→ **Task**: Single out the lines of the material that contain "fits" and copy them.
>> Start Material supplied
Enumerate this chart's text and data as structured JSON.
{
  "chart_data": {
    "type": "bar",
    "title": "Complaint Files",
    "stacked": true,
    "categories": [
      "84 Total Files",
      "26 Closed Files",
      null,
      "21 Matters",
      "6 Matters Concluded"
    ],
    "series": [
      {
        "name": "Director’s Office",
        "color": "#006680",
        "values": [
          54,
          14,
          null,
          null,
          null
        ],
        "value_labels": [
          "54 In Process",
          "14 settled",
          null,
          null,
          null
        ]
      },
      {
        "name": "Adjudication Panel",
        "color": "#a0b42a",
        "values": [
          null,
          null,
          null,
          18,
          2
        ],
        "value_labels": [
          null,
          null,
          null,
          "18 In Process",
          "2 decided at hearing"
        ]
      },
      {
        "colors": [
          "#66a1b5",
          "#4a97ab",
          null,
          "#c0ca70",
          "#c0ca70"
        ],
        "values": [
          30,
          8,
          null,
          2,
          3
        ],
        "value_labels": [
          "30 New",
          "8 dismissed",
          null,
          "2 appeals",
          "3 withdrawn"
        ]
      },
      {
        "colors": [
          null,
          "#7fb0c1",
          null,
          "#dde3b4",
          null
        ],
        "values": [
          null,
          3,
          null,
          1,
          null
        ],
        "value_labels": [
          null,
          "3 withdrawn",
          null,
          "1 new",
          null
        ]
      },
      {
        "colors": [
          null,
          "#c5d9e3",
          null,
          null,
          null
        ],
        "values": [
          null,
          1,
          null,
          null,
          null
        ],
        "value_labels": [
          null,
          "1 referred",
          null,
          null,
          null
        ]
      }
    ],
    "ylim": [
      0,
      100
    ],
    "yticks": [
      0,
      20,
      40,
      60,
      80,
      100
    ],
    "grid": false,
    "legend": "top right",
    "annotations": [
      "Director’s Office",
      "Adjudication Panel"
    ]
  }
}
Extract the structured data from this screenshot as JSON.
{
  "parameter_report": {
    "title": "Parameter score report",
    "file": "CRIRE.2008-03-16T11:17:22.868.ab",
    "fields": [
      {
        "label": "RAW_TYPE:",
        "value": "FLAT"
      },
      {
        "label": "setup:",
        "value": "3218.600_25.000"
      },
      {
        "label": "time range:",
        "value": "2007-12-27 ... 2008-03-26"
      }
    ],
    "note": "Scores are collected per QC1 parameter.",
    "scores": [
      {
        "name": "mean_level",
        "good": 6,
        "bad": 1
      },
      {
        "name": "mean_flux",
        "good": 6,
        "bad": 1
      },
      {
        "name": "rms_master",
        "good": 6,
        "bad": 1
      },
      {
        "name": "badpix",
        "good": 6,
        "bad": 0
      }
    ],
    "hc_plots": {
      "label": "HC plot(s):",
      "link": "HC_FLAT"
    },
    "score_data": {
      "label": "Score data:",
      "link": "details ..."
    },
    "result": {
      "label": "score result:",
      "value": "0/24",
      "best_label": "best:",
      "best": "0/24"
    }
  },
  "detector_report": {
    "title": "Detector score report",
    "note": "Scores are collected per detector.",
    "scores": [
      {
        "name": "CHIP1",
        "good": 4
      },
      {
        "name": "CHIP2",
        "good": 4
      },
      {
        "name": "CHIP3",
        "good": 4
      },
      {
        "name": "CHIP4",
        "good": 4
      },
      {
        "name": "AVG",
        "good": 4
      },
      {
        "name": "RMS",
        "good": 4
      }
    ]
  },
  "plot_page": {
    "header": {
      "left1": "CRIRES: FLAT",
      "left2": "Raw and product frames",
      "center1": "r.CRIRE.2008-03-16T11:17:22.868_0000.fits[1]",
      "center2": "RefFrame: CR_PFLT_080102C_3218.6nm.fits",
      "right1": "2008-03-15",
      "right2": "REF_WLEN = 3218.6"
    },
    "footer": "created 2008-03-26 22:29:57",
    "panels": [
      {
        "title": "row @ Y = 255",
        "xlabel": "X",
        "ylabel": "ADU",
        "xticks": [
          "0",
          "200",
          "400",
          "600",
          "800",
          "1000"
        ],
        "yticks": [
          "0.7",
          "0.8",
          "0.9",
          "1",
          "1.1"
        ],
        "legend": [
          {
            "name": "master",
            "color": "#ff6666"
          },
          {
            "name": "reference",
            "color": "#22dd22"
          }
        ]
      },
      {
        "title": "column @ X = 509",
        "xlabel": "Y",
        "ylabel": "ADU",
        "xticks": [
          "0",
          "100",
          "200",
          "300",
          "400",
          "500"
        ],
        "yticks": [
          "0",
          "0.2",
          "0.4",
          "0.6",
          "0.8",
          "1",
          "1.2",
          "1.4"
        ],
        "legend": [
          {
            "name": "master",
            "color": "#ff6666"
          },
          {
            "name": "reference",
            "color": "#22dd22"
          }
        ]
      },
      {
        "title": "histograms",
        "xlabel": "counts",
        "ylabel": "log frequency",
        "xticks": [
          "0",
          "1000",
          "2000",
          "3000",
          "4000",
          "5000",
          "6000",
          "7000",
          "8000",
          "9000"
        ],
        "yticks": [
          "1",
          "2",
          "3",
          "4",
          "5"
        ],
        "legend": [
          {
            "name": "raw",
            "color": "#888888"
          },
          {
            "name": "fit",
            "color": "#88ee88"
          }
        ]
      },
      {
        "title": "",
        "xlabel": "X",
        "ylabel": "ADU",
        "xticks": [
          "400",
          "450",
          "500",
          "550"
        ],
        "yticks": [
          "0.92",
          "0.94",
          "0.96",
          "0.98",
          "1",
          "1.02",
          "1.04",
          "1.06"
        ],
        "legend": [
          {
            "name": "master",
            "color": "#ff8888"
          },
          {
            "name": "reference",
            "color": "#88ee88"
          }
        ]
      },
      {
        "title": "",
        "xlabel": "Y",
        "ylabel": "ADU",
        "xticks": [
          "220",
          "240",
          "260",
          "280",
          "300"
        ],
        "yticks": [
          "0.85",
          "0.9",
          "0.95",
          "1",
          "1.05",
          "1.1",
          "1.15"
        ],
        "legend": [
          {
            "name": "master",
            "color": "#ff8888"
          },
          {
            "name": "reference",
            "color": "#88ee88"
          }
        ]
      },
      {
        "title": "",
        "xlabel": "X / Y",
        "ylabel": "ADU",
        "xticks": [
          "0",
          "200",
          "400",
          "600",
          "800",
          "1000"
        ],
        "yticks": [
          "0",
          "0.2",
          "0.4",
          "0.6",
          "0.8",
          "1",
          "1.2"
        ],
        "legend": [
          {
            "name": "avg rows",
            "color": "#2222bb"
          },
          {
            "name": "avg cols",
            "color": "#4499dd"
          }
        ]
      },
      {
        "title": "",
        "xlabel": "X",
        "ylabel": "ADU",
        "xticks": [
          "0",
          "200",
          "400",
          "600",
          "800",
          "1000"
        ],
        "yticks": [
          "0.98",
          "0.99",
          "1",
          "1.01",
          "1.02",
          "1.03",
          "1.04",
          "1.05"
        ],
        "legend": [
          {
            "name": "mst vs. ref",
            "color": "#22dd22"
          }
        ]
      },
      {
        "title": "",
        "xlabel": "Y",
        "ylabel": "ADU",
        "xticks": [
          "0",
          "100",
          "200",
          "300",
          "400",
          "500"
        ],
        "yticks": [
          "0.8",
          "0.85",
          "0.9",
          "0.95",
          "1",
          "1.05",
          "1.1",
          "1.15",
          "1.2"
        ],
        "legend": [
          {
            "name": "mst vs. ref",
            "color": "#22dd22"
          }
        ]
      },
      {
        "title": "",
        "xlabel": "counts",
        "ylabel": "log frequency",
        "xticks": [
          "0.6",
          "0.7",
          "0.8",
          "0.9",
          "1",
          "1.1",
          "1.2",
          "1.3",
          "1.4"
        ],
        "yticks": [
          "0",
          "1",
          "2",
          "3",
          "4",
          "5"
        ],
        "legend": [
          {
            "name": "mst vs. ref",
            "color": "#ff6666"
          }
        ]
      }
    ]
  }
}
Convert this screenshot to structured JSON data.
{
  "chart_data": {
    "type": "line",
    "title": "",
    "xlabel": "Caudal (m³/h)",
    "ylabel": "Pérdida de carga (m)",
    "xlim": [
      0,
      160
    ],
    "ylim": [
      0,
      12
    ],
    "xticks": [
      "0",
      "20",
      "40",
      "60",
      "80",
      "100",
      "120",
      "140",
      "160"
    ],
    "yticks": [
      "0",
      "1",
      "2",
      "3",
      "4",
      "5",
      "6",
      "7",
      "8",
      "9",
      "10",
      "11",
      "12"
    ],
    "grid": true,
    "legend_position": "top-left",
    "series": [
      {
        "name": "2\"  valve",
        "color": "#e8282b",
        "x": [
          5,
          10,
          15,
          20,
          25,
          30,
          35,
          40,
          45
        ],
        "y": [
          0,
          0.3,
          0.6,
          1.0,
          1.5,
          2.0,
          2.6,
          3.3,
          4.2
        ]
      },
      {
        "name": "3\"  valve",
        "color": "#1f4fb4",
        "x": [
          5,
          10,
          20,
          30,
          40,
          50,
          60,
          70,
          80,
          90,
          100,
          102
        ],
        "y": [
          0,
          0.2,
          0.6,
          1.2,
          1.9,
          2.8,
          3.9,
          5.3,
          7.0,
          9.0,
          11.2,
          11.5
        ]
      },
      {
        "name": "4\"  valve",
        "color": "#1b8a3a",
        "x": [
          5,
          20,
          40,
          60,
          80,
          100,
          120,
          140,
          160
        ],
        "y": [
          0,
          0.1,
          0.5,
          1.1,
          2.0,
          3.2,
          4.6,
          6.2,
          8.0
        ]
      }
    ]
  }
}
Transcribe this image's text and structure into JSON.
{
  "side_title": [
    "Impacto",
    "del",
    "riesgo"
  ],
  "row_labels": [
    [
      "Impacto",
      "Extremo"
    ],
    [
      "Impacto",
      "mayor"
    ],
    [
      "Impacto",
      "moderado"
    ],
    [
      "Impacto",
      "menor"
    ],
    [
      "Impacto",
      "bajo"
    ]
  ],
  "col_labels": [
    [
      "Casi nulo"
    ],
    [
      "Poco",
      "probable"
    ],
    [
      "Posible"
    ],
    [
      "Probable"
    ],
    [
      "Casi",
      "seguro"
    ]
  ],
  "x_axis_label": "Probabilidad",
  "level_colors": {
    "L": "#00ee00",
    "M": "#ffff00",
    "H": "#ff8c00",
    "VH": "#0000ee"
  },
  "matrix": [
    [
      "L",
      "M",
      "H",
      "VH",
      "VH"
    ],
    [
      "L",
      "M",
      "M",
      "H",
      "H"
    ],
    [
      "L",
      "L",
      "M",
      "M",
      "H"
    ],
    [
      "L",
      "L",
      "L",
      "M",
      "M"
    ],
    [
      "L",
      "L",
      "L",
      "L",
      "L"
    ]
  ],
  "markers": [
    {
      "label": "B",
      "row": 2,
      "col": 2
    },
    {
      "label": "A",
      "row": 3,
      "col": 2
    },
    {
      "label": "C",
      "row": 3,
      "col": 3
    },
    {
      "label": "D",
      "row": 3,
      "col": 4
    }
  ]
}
>> End Material supplied
→ **Response to this exercise**:
      "center1": "r.CRIRE.2008-03-16T11:17:22.868_0000.fits[1]",
      "center2": "RefFrame: CR_PFLT_080102C_3218.6nm.fits",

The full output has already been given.